--- BEGIN DATA FOR THIS TASK ---

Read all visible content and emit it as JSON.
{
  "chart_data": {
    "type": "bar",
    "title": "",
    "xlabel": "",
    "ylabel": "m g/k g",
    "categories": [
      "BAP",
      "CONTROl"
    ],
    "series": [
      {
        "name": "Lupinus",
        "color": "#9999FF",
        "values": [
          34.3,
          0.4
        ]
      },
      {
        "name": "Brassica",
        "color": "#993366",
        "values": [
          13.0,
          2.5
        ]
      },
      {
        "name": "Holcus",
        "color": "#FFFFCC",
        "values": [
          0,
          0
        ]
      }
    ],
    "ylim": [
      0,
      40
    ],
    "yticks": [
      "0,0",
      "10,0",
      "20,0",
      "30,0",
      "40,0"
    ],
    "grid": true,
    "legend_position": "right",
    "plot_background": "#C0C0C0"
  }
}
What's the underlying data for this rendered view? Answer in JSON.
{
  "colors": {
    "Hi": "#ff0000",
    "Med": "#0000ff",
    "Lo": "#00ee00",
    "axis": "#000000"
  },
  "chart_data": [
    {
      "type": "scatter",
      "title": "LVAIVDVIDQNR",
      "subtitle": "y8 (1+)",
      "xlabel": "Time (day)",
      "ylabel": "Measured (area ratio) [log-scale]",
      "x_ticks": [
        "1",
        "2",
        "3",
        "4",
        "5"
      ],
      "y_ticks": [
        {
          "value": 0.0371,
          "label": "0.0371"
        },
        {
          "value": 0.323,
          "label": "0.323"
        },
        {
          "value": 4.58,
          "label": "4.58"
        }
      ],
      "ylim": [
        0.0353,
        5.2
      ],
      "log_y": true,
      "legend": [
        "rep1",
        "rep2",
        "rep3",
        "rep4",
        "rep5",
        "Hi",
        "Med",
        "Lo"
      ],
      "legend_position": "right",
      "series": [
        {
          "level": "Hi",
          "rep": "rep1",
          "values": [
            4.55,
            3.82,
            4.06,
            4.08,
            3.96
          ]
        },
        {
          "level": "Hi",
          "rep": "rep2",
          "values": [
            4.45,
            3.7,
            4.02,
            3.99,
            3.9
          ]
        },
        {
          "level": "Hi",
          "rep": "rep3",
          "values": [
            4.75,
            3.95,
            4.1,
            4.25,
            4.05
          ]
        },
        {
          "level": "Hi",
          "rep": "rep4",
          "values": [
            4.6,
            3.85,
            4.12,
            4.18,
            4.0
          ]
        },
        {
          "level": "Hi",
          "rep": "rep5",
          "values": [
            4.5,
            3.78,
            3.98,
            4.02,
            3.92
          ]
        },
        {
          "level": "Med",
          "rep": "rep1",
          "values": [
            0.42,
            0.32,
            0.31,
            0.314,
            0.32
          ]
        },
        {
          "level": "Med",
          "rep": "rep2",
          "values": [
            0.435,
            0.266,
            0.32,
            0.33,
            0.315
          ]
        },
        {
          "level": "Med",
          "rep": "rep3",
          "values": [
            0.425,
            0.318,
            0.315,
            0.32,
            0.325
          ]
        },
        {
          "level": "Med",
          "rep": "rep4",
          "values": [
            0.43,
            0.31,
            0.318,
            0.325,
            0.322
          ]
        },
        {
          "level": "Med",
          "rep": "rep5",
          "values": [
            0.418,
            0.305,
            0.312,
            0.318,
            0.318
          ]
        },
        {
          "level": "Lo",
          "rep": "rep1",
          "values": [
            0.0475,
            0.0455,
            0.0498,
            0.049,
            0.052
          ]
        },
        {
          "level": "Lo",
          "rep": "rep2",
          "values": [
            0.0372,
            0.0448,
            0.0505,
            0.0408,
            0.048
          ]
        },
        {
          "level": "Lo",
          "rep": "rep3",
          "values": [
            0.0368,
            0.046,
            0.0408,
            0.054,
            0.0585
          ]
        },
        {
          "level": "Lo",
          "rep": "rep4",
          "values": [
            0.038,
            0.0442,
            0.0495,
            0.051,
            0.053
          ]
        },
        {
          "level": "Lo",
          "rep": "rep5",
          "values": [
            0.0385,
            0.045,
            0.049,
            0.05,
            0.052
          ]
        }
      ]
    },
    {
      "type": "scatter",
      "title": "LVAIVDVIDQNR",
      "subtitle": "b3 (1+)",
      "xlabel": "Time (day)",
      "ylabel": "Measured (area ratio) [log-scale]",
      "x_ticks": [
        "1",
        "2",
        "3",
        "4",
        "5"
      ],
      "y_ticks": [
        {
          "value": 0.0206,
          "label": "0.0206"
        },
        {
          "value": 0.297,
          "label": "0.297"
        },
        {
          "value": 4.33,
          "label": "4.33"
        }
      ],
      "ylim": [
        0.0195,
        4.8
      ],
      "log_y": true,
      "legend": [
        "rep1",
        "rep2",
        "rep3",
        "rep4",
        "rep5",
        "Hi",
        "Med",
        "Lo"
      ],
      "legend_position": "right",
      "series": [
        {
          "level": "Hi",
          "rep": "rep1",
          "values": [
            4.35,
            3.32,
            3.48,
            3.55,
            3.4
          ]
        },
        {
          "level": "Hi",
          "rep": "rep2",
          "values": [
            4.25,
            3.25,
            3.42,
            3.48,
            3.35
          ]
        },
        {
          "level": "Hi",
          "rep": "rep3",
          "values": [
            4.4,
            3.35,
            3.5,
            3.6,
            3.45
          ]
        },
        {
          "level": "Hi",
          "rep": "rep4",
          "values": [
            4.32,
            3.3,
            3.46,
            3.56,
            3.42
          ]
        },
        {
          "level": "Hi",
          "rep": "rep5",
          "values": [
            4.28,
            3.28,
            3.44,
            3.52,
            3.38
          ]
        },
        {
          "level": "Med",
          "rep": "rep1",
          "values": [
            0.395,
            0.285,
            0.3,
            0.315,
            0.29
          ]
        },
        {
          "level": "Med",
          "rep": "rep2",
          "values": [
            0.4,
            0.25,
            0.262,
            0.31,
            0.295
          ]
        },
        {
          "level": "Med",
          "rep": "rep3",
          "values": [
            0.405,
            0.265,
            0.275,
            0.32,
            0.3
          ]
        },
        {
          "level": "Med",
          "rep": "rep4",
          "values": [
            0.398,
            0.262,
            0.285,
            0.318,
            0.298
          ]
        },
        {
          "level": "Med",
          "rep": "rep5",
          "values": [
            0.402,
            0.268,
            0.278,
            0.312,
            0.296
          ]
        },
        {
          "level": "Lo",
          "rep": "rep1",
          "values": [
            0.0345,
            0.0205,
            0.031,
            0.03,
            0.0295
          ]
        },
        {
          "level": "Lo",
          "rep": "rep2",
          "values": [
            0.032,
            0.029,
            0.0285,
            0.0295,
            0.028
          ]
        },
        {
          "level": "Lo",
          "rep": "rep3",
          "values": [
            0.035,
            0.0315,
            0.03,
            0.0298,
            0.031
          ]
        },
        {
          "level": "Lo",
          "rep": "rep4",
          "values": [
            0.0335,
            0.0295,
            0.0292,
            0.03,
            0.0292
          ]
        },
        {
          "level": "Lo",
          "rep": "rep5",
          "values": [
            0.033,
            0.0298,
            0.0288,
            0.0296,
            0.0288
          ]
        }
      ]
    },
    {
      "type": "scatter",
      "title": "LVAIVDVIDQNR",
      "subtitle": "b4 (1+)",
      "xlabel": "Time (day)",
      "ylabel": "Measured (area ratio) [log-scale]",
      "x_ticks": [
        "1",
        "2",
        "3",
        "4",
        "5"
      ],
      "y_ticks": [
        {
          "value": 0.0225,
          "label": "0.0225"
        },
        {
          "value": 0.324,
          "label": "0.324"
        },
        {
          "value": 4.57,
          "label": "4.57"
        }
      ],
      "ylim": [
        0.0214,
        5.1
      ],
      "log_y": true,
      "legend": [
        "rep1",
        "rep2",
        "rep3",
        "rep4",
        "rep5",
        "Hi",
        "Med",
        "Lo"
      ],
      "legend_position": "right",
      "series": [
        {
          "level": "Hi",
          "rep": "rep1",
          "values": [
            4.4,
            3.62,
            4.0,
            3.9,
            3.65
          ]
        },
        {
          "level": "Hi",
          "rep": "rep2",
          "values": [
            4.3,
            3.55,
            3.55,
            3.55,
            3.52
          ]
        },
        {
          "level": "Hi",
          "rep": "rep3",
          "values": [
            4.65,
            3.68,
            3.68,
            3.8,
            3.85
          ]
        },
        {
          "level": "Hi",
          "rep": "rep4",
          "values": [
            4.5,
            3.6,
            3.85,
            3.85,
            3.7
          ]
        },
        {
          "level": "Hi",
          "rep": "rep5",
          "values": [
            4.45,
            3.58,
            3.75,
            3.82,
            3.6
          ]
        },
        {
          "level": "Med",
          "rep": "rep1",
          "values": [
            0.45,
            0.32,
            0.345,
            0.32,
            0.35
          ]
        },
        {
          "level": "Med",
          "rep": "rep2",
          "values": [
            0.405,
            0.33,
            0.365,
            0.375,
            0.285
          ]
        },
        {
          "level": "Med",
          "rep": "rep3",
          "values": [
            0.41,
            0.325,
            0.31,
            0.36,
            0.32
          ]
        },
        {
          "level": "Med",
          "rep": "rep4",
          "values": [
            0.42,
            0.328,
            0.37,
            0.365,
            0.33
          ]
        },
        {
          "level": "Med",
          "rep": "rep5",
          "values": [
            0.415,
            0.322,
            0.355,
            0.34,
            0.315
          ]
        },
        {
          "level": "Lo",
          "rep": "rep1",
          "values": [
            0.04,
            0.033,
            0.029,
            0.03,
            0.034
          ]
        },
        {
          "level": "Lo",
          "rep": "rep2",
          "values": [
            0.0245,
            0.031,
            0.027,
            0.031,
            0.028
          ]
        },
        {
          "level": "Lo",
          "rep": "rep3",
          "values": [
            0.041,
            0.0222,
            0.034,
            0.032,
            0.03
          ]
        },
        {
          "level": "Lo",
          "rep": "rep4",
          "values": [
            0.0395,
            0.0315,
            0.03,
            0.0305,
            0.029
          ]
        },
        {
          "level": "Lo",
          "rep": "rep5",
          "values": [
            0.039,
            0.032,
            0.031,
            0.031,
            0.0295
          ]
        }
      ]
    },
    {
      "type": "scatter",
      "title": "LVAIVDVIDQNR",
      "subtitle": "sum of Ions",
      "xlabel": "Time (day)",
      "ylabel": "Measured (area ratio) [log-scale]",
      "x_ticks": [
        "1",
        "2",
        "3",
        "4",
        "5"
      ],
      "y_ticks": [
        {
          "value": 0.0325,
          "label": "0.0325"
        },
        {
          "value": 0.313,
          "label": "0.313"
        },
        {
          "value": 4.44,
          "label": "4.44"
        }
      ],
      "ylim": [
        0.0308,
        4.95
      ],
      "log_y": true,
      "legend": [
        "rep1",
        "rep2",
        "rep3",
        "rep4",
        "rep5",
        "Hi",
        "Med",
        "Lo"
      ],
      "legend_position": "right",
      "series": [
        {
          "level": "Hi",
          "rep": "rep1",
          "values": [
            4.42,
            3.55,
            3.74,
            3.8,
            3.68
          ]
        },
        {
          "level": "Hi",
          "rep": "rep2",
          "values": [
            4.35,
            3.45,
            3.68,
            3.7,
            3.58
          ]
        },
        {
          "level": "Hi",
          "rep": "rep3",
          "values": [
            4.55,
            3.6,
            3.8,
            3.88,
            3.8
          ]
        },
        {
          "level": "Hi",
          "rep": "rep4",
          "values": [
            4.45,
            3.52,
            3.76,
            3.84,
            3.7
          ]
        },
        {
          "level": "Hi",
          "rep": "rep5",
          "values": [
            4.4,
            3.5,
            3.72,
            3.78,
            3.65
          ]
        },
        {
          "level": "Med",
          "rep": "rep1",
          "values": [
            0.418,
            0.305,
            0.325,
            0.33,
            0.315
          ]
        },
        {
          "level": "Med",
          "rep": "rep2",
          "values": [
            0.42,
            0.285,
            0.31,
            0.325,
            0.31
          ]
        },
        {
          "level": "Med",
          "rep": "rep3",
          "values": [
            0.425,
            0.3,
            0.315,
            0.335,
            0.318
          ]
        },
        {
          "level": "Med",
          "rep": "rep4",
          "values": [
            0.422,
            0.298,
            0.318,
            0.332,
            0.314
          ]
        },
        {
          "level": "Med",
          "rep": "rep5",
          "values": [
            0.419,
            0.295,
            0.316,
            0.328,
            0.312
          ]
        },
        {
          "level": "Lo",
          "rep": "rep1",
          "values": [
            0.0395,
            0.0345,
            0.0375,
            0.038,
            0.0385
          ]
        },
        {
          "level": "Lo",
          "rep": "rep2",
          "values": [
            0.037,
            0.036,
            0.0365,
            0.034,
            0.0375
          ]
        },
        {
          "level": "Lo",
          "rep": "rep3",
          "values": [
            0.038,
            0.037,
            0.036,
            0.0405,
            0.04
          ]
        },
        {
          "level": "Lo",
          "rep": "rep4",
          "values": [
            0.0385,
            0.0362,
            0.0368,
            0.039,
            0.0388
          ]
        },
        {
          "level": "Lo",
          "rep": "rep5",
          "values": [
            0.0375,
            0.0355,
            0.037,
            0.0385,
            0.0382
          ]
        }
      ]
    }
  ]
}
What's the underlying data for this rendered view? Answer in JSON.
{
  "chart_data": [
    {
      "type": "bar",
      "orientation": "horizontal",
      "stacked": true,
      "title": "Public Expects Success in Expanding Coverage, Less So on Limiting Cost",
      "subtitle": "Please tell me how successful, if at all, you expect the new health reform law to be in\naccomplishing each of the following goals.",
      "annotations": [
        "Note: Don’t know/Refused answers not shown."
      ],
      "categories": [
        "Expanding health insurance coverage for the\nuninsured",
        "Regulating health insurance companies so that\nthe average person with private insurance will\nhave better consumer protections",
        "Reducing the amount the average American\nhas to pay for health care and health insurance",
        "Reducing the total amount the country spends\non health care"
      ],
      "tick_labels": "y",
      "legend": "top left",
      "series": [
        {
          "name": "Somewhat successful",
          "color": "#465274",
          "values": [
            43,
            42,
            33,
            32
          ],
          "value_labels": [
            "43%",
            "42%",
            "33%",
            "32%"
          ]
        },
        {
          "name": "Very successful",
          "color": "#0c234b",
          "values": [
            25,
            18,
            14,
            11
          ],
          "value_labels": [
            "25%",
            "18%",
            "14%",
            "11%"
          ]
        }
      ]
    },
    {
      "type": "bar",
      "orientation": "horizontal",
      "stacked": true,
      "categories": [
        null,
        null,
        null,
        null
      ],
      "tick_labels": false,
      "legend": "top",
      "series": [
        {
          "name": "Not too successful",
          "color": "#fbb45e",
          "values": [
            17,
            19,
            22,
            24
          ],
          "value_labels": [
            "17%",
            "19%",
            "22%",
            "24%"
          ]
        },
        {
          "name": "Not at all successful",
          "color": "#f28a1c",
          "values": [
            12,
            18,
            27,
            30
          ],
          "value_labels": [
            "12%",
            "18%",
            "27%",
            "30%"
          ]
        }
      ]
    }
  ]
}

--- END DATA FOR THIS TASK ---

AIM
Gather each line of the listing containing the word "care" and show it.

EXERCISE RESULT
        "Reducing the amount the average American\nhas to pay for health care and health insurance",
        "Reducing the total amount the country spends\non health care"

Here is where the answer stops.